- PROBLEM TO SOLVE
Output the data that follows exactly, line for line.

[Stored entries]
(begin)

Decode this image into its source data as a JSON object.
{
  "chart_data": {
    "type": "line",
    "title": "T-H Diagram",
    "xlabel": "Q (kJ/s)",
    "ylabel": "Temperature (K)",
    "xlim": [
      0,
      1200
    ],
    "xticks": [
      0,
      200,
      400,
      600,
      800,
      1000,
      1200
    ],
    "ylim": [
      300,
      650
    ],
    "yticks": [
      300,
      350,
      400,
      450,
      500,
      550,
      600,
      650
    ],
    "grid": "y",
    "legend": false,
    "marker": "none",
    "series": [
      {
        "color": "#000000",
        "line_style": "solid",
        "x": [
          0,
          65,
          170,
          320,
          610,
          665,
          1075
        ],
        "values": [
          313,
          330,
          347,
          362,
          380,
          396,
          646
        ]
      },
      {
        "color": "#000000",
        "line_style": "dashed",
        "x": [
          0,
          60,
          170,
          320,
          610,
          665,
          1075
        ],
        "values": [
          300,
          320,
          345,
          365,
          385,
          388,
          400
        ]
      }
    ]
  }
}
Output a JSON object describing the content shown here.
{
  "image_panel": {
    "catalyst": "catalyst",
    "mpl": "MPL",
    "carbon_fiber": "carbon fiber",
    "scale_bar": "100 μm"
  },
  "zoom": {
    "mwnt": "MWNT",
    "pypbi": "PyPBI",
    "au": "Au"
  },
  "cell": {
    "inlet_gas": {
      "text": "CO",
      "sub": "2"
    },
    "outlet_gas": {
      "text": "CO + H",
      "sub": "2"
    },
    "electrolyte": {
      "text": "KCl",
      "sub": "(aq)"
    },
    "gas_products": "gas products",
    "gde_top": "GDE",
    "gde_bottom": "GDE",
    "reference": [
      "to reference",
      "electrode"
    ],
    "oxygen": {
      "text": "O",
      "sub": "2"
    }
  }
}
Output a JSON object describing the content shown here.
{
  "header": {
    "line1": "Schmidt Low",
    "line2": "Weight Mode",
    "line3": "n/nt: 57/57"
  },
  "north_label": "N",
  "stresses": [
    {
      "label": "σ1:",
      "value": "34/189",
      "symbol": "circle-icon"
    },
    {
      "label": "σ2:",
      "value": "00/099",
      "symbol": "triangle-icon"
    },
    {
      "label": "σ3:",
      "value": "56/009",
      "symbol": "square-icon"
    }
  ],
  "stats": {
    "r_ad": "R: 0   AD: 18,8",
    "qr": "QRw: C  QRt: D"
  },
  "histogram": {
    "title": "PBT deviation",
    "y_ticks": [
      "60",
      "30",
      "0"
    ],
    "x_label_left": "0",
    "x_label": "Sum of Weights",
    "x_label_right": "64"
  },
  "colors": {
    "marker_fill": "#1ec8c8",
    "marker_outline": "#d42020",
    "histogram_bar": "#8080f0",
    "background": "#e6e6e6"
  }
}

(end)

- OUTPUT OF THE EXERCISE
Decode this image into its source data as a JSON object.
{
  "chart_data": {
    "type": "line",
    "title": "T-H Diagram",
    "xlabel": "Q (kJ/s)",
    "ylabel": "Temperature (K)",
    "xlim": [
      0,
      1200
    ],
    "xticks": [
      0,
      200,
      400,
      600,
      800,
      1000,
      1200
    ],
    "ylim": [
      300,
      650
    ],
    "yticks": [
      300,
      350,
      400,
      450,
      500,
      550,
      600,
      650
    ],
    "grid": "y",
    "legend": false,
    "marker": "none",
    "series": [
      {
        "color": "#000000",
        "line_style": "solid",
        "x": [
          0,
          65,
          170,
          320,
          610,
          665,
          1075
        ],
        "values": [
          313,
          330,
          347,
          362,
          380,
          396,
          646
        ]
      },
      {
        "color": "#000000",
        "line_style": "dashed",
        "x": [
          0,
          60,
          170,
          320,
          610,
          665,
          1075
        ],
        "values": [
          300,
          320,
          345,
          365,
          385,
          388,
          400
        ]
      }
    ]
  }
}
Output a JSON object describing the content shown here.
{
  "image_panel": {
    "catalyst": "catalyst",
    "mpl": "MPL",
    "carbon_fiber": "carbon fiber",
    "scale_bar": "100 μm"
  },
  "zoom": {
    "mwnt": "MWNT",
    "pypbi": "PyPBI",
    "au": "Au"
  },
  "cell": {
    "inlet_gas": {
      "text": "CO",
      "sub": "2"
    },
    "outlet_gas": {
      "text": "CO + H",
      "sub": "2"
    },
    "electrolyte": {
      "text": "KCl",
      "sub": "(aq)"
    },
    "gas_products": "gas products",
    "gde_top": "GDE",
    "gde_bottom": "GDE",
    "reference": [
      "to reference",
      "electrode"
    ],
    "oxygen": {
      "text": "O",
      "sub": "2"
    }
  }
}
Output a JSON object describing the content shown here.
{
  "header": {
    "line1": "Schmidt Low",
    "line2": "Weight Mode",
    "line3": "n/nt: 57/57"
  },
  "north_label": "N",
  "stresses": [
    {
      "label": "σ1:",
      "value": "34/189",
      "symbol": "circle-icon"
    },
    {
      "label": "σ2:",
      "value": "00/099",
      "symbol": "triangle-icon"
    },
    {
      "label": "σ3:",
      "value": "56/009",
      "symbol": "square-icon"
    }
  ],
  "stats": {
    "r_ad": "R: 0   AD: 18,8",
    "qr": "QRw: C  QRt: D"
  },
  "histogram": {
    "title": "PBT deviation",
    "y_ticks": [
      "60",
      "30",
      "0"
    ],
    "x_label_left": "0",
    "x_label": "Sum of Weights",
    "x_label_right": "64"
  },
  "colors": {
    "marker_fill": "#1ec8c8",
    "marker_outline": "#d42020",
    "histogram_bar": "#8080f0",
    "background": "#e6e6e6"
  }
}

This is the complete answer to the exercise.